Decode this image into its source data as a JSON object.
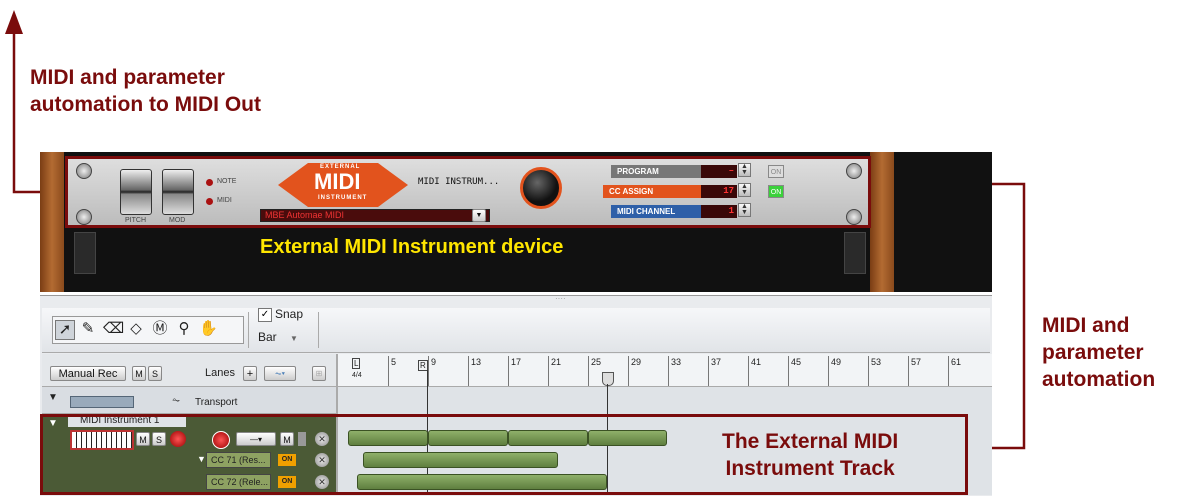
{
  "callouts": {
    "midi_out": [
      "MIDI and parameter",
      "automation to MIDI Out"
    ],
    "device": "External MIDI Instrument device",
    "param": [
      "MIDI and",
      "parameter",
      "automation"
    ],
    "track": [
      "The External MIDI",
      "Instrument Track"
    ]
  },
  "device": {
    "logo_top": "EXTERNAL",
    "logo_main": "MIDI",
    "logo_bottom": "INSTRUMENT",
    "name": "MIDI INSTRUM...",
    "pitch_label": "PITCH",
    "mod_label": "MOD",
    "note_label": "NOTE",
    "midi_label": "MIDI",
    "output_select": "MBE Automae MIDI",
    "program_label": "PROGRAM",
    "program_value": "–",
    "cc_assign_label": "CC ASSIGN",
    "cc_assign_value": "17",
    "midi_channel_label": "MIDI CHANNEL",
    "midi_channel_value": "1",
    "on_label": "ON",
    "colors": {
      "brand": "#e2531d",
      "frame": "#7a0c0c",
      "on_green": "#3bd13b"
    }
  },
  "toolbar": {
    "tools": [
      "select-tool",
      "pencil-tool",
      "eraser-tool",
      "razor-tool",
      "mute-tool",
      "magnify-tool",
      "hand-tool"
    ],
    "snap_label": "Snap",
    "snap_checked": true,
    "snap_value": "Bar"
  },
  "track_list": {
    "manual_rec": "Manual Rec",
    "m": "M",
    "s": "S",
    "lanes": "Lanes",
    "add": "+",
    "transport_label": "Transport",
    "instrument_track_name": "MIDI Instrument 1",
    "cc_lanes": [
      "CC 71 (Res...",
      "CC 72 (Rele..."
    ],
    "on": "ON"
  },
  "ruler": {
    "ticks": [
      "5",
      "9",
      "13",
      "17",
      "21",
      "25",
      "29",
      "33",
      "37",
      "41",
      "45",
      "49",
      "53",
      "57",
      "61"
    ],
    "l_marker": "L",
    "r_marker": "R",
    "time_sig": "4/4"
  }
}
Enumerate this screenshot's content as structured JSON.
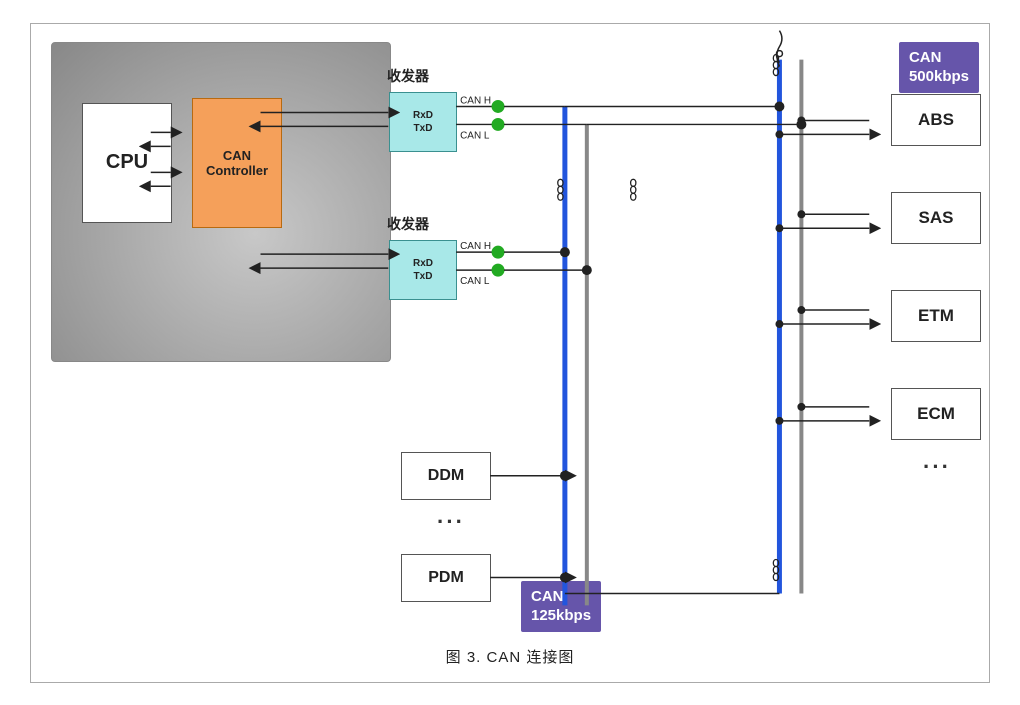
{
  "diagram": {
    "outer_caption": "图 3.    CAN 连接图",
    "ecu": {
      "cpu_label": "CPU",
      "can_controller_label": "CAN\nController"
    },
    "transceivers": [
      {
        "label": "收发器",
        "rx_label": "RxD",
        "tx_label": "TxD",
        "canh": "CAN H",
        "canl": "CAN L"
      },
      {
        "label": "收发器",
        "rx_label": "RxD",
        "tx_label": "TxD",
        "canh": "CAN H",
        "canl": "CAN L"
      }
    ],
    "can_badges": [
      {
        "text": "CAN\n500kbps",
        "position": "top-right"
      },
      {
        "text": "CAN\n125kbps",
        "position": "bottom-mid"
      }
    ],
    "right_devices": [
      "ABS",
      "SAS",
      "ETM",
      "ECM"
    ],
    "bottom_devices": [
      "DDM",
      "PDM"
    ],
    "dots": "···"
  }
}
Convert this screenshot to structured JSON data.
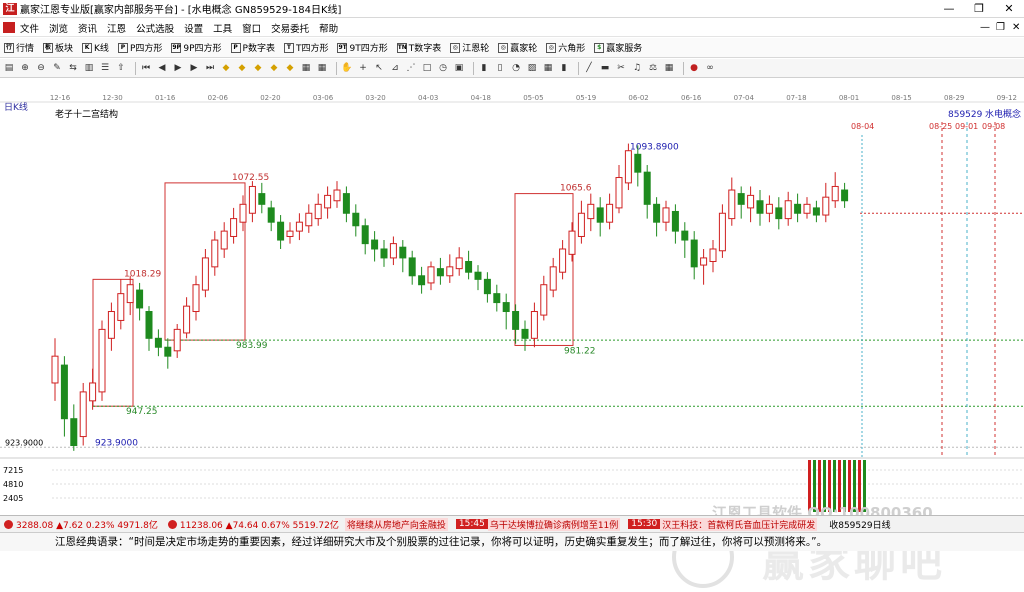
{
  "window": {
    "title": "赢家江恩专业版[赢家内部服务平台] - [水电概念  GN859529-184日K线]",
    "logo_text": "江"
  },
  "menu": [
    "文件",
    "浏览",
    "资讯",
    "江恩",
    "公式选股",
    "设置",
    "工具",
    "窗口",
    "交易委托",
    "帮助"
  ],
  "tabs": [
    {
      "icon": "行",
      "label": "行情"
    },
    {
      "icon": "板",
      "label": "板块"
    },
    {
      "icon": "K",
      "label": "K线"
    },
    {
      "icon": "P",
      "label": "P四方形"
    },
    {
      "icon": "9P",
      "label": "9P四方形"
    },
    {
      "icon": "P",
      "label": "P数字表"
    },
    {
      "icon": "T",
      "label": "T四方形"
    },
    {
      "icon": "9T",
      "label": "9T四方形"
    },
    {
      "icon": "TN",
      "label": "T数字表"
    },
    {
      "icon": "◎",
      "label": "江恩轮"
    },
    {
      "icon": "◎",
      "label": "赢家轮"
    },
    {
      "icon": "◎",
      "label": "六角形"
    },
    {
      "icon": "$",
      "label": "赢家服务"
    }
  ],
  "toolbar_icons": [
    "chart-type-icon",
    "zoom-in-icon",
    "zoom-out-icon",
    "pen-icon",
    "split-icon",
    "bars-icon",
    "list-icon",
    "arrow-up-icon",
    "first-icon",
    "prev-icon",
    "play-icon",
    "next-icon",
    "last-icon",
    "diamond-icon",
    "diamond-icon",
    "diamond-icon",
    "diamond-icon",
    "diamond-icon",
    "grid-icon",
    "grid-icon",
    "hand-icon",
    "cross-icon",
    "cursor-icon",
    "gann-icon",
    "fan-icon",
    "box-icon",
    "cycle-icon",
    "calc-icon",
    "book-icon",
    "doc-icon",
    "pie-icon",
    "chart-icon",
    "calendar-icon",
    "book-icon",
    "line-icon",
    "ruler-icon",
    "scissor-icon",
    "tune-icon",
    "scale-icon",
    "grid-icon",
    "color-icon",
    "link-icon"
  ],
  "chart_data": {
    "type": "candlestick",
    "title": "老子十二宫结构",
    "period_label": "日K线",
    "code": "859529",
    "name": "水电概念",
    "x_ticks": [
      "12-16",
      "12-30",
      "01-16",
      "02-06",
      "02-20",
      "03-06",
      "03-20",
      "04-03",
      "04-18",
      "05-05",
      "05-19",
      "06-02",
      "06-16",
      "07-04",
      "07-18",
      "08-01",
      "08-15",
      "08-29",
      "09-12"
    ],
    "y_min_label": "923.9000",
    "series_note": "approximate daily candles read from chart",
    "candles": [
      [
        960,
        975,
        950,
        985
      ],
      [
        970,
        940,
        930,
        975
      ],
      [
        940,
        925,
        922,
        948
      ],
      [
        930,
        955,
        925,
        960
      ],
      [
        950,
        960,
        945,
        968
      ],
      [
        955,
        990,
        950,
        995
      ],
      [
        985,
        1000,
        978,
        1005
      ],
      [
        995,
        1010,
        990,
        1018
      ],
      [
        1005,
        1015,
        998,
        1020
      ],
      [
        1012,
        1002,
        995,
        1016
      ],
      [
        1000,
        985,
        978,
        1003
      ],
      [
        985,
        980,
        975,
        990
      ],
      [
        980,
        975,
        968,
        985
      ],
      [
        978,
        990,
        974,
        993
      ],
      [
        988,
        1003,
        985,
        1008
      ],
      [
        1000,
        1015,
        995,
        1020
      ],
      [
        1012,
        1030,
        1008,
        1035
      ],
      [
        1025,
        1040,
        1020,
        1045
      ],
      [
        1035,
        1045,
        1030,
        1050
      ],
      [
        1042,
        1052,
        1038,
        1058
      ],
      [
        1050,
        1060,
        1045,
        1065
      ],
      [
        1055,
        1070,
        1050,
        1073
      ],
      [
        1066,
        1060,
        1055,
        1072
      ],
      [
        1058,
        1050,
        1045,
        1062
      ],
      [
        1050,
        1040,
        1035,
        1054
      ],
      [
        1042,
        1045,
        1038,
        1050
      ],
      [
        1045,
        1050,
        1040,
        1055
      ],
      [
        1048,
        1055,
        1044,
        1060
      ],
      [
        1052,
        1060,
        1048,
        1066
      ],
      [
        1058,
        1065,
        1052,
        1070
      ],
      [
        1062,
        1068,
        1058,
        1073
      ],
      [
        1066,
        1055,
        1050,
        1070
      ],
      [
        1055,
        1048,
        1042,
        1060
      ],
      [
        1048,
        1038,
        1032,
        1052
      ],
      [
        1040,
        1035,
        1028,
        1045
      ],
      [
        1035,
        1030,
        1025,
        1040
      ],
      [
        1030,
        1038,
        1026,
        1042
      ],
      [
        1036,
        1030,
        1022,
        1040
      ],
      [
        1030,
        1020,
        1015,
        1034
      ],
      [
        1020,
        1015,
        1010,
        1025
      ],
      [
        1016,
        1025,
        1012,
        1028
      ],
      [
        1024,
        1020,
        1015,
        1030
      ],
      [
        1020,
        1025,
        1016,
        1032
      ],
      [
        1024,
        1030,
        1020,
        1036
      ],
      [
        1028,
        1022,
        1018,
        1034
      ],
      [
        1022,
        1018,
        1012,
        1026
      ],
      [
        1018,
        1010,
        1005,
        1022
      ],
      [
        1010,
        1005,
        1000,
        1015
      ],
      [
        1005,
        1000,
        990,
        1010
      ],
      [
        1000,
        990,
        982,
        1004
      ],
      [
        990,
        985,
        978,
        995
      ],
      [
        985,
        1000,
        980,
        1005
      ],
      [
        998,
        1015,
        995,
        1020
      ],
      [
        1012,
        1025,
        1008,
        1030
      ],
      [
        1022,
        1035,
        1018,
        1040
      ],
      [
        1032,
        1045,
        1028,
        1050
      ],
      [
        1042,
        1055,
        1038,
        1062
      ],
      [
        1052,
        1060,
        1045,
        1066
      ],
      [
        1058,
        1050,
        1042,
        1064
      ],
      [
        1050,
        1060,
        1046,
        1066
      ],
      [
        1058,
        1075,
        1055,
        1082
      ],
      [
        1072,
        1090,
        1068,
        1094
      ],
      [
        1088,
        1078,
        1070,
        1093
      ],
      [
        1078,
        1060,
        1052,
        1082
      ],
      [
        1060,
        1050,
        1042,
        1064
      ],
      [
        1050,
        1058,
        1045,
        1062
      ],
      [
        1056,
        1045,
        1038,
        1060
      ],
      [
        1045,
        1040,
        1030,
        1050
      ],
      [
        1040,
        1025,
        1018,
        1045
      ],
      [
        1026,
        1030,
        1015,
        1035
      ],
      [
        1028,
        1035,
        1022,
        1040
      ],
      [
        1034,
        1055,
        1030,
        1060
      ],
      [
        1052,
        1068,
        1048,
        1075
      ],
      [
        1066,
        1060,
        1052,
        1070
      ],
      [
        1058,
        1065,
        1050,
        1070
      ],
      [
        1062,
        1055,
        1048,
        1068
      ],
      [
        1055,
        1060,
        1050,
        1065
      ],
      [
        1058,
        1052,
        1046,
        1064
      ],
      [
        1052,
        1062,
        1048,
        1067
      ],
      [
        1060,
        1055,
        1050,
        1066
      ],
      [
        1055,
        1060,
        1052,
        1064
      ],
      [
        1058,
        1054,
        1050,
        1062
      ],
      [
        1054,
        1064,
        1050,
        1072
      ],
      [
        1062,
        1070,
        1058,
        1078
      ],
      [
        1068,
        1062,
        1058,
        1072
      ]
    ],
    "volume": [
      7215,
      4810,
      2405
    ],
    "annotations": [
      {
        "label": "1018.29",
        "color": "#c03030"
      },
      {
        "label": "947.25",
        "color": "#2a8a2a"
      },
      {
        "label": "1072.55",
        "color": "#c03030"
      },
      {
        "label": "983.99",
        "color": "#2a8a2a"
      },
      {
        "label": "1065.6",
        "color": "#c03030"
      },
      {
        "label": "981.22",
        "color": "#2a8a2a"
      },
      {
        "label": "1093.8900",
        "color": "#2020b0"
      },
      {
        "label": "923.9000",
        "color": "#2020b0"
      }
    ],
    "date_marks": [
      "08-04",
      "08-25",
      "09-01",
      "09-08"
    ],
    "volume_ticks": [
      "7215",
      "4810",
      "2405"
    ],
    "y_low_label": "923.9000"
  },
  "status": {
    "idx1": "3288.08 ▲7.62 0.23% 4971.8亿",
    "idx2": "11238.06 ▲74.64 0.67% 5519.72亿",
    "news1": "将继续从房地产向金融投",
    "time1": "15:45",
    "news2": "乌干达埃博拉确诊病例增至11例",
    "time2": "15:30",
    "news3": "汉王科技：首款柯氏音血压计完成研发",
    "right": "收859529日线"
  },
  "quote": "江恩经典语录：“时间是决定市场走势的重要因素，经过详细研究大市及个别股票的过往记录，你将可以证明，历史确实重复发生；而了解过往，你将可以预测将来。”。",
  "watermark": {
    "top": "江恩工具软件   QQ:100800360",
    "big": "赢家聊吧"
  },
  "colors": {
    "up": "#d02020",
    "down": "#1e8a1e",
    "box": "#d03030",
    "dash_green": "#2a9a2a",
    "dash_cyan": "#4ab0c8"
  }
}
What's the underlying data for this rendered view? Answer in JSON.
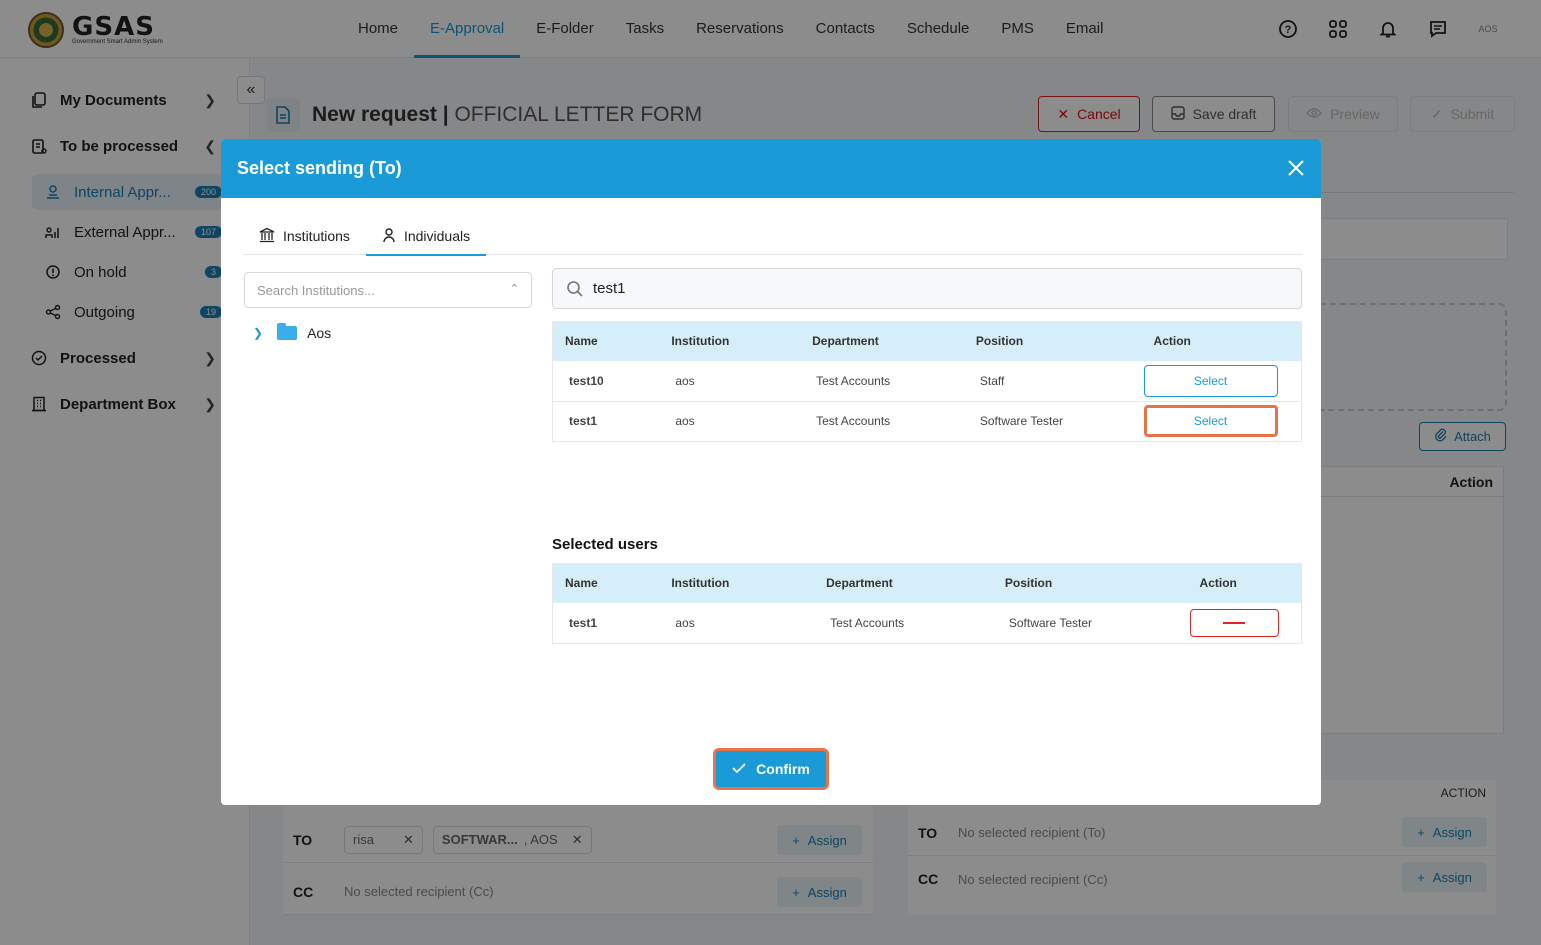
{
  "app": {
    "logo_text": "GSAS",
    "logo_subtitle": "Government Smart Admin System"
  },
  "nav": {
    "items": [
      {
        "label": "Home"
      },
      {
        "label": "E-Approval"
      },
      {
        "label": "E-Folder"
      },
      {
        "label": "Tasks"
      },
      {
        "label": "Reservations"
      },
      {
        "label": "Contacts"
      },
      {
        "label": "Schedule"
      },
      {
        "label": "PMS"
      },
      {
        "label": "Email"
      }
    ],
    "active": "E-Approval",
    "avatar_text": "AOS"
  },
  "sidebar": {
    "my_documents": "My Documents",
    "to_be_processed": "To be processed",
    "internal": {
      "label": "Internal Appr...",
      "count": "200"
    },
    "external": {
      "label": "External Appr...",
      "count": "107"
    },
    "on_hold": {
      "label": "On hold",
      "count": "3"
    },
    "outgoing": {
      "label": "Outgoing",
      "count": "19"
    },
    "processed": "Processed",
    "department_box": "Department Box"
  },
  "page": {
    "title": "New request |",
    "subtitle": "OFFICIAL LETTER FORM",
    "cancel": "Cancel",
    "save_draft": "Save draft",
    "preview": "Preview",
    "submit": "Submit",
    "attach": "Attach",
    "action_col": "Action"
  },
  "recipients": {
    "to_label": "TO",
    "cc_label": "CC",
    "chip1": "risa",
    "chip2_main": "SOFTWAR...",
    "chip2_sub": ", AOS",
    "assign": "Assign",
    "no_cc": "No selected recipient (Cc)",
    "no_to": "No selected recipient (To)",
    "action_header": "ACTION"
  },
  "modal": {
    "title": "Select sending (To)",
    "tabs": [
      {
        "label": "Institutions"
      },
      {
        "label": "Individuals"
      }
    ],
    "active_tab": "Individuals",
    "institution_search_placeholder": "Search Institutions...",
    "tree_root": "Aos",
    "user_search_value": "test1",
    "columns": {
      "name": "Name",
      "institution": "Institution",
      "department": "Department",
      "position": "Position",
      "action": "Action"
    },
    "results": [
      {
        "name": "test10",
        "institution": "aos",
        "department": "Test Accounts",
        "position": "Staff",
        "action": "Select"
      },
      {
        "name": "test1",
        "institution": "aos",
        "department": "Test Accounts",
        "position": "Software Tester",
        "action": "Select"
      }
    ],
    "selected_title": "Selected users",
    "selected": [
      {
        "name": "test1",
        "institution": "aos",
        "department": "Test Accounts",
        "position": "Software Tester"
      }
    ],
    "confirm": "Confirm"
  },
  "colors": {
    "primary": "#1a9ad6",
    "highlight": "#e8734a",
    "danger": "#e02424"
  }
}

..........

:: WHAT YOU WILL DO ::
Using the listing above, list every line in which the string "Tester" occurs.

:: THE ANSWER ::
        "position": "Software Tester",
        "position": "Software Tester"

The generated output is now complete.